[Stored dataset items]
** start **
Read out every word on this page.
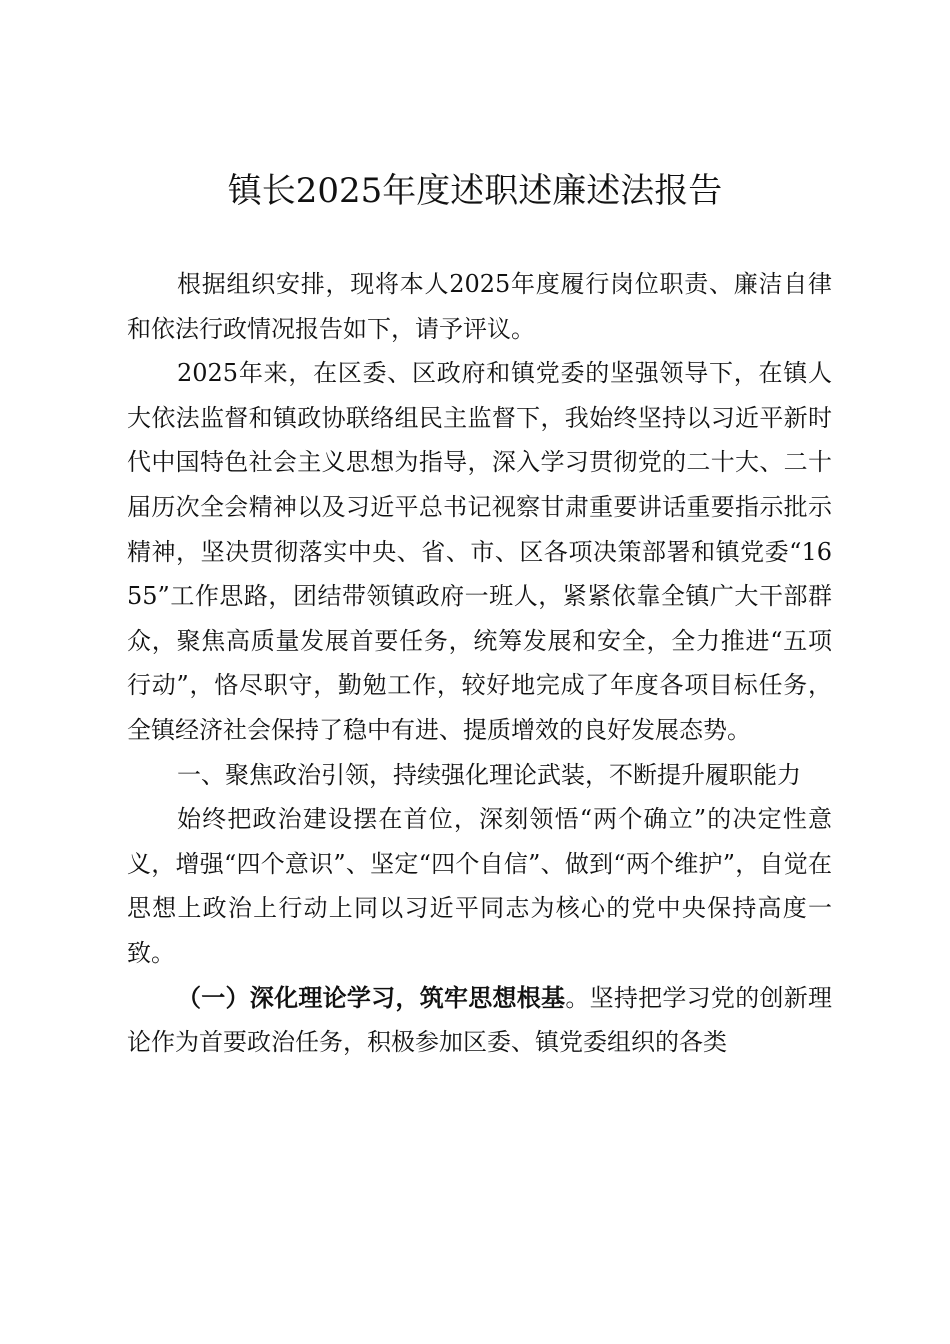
镇长2025年度述职述廉述法报告

根据组织安排，现将本人2025年度履行岗位职责、廉洁自律和依法行政情况报告如下，请予评议。

2025年来，在区委、区政府和镇党委的坚强领导下，在镇人大依法监督和镇政协联络组民主监督下，我始终坚持以习近平新时代中国特色社会主义思想为指导，深入学习贯彻党的二十大、二十届历次全会精神以及习近平总书记视察甘肃重要讲话重要指示批示精神，坚决贯彻落实中央、省、市、区各项决策部署和镇党委“1655”工作思路，团结带领镇政府一班人，紧紧依靠全镇广大干部群众，聚焦高质量发展首要任务，统筹发展和安全，全力推进“五项行动”，恪尽职守，勤勉工作，较好地完成了年度各项目标任务，全镇经济社会保持了稳中有进、提质增效的良好发展态势。

一、聚焦政治引领，持续强化理论武装，不断提升履职能力

始终把政治建设摆在首位，深刻领悟“两个确立”的决定性意义，增强“四个意识”、坚定“四个自信”、做到“两个维护”，自觉在思想上政治上行动上同以习近平同志为核心的党中央保持高度一致。

（一）深化理论学习，筑牢思想根基。坚持把学习党的创新理论作为首要政治任务，积极参加区委、镇党委组织的各类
** end **
Your task is to copy the entries in full and exactly, without any images.

Read out every word on this page.
镇长2025年度述职述廉述法报告

根据组织安排，现将本人2025年度履行岗位职责、廉洁自律和依法行政情况报告如下，请予评议。

2025年来，在区委、区政府和镇党委的坚强领导下，在镇人大依法监督和镇政协联络组民主监督下，我始终坚持以习近平新时代中国特色社会主义思想为指导，深入学习贯彻党的二十大、二十届历次全会精神以及习近平总书记视察甘肃重要讲话重要指示批示精神，坚决贯彻落实中央、省、市、区各项决策部署和镇党委“1655”工作思路，团结带领镇政府一班人，紧紧依靠全镇广大干部群众，聚焦高质量发展首要任务，统筹发展和安全，全力推进“五项行动”，恪尽职守，勤勉工作，较好地完成了年度各项目标任务，全镇经济社会保持了稳中有进、提质增效的良好发展态势。

一、聚焦政治引领，持续强化理论武装，不断提升履职能力

始终把政治建设摆在首位，深刻领悟“两个确立”的决定性意义，增强“四个意识”、坚定“四个自信”、做到“两个维护”，自觉在思想上政治上行动上同以习近平同志为核心的党中央保持高度一致。

（一）深化理论学习，筑牢思想根基。坚持把学习党的创新理论作为首要政治任务，积极参加区委、镇党委组织的各类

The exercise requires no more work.